>> start INPUT RECORDS
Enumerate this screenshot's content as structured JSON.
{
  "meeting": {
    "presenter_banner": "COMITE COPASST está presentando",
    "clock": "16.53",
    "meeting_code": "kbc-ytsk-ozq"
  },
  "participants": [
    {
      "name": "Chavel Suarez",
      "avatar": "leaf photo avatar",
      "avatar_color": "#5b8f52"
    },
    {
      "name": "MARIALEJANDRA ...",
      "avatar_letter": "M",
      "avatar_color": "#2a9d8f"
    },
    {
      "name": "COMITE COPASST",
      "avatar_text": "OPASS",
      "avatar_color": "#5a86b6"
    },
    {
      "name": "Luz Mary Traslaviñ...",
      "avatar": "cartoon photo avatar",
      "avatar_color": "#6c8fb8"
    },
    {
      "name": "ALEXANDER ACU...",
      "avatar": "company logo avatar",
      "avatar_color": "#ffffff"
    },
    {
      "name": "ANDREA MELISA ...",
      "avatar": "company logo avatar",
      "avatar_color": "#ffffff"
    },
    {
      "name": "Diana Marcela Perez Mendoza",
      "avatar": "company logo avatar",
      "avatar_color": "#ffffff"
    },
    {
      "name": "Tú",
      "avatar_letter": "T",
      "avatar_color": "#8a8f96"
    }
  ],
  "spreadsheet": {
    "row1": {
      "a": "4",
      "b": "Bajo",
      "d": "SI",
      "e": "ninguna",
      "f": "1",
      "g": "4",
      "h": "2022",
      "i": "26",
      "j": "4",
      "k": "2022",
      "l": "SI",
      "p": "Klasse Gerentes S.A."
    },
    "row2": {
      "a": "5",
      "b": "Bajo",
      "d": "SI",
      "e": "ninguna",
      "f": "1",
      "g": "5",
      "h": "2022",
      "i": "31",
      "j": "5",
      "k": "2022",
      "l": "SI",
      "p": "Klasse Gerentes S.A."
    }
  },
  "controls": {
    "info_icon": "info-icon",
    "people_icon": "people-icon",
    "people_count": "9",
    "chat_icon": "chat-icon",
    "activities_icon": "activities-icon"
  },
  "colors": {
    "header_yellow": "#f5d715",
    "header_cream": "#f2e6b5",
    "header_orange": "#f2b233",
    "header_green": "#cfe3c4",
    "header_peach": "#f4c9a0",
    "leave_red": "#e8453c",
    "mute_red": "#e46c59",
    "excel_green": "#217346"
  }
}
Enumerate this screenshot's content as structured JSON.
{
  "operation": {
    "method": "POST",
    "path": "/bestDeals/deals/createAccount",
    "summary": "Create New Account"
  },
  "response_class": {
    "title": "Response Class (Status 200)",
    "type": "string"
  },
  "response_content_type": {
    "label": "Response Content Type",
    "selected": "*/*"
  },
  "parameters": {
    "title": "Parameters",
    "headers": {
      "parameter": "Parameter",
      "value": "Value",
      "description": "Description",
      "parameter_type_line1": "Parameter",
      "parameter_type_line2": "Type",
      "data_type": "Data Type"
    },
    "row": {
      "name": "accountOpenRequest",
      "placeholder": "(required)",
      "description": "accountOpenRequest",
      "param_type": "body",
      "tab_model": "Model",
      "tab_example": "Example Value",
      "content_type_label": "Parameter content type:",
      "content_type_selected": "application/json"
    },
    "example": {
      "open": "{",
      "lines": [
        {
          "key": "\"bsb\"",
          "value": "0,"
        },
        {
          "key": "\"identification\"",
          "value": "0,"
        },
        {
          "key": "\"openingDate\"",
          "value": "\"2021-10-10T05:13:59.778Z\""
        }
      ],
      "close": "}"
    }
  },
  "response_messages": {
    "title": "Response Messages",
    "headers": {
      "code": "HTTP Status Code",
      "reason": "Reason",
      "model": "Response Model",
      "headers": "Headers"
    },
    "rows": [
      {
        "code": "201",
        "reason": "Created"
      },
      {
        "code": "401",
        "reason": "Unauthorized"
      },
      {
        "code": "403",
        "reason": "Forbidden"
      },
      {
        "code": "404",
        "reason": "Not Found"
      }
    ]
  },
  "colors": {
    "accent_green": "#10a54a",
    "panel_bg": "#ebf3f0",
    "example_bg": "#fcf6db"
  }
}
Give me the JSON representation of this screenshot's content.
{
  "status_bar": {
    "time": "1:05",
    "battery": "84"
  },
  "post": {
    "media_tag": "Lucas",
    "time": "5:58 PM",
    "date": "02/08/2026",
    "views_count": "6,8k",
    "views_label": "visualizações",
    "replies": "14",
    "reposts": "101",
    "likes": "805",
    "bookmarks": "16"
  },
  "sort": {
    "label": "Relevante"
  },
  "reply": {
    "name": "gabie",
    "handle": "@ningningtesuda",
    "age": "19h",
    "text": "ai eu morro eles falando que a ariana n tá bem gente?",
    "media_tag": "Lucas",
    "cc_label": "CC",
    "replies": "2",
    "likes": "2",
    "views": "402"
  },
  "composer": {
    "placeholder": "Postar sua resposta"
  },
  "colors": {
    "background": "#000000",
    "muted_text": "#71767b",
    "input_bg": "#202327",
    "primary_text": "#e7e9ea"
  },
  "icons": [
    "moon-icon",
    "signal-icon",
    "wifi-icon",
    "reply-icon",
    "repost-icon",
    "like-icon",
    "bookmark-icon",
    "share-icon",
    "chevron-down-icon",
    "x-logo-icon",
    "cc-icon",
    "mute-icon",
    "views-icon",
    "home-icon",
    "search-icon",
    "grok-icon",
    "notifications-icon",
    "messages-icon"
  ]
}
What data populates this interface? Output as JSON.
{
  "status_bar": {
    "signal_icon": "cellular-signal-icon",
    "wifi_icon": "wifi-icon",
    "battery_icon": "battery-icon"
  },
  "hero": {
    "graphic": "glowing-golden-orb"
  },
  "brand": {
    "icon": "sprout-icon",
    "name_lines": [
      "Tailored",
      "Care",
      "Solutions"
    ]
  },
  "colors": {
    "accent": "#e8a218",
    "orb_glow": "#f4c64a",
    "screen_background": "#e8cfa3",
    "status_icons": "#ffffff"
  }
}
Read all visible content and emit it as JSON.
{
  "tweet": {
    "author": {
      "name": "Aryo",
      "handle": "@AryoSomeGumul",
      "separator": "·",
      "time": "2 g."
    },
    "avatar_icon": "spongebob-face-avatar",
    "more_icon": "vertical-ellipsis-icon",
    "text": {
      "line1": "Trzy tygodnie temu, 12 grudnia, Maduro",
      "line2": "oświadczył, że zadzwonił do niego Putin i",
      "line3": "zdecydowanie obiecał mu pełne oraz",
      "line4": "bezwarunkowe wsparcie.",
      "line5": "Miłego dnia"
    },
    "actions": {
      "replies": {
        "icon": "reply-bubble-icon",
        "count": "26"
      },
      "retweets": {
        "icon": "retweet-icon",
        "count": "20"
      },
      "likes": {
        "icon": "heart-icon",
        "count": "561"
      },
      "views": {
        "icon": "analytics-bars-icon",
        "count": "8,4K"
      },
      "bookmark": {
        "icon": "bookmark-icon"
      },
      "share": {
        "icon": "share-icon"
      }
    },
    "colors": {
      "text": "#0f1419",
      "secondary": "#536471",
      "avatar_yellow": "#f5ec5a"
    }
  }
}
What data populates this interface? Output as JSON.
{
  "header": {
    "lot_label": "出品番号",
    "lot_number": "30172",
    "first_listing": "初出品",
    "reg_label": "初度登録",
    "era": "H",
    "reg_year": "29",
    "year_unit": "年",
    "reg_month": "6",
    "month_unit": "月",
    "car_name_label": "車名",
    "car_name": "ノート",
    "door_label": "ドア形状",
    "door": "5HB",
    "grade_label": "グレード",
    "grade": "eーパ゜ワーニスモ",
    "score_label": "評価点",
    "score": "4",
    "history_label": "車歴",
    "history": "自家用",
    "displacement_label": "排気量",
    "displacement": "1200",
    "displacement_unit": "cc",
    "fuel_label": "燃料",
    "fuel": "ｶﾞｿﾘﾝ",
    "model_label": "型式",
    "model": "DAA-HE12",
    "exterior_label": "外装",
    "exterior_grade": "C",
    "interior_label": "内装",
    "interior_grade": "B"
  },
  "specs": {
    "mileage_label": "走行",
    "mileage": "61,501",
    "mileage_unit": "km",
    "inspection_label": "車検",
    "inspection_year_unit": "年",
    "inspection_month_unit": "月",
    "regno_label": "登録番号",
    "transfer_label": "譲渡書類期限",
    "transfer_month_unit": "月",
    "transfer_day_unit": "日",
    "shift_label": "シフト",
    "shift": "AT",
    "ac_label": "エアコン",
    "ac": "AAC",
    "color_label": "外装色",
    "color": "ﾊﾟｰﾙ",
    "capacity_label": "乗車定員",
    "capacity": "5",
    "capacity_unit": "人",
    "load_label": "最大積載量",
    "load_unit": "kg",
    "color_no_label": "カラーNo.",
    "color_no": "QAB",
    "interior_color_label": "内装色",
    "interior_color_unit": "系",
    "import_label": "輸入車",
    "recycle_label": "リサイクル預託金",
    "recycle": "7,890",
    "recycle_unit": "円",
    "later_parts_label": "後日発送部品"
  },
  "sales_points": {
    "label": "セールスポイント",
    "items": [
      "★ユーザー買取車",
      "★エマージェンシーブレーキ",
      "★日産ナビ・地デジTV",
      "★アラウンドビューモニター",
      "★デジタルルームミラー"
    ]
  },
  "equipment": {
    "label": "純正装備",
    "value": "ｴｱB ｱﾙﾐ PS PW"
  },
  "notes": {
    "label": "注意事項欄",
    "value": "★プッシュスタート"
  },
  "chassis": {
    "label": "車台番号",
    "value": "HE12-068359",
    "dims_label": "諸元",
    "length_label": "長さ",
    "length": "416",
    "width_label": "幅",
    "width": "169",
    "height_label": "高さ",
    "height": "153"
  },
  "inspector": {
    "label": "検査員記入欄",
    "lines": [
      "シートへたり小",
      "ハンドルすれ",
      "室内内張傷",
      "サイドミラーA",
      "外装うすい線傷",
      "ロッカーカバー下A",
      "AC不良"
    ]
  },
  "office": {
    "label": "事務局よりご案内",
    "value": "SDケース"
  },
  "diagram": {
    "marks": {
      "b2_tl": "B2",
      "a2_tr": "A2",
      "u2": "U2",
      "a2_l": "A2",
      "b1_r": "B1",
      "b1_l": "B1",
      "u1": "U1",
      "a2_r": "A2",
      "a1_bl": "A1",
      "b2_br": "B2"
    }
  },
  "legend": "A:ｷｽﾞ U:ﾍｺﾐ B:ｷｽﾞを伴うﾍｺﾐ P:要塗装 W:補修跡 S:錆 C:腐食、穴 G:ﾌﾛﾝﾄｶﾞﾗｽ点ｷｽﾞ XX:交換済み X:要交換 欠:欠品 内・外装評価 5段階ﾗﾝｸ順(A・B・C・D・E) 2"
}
>> end INPUT RECORDS
Check each line above for the word "photo" and copy the ones that have it.

RESULT BELOW:
      "avatar": "leaf photo avatar",
      "avatar": "cartoon photo avatar",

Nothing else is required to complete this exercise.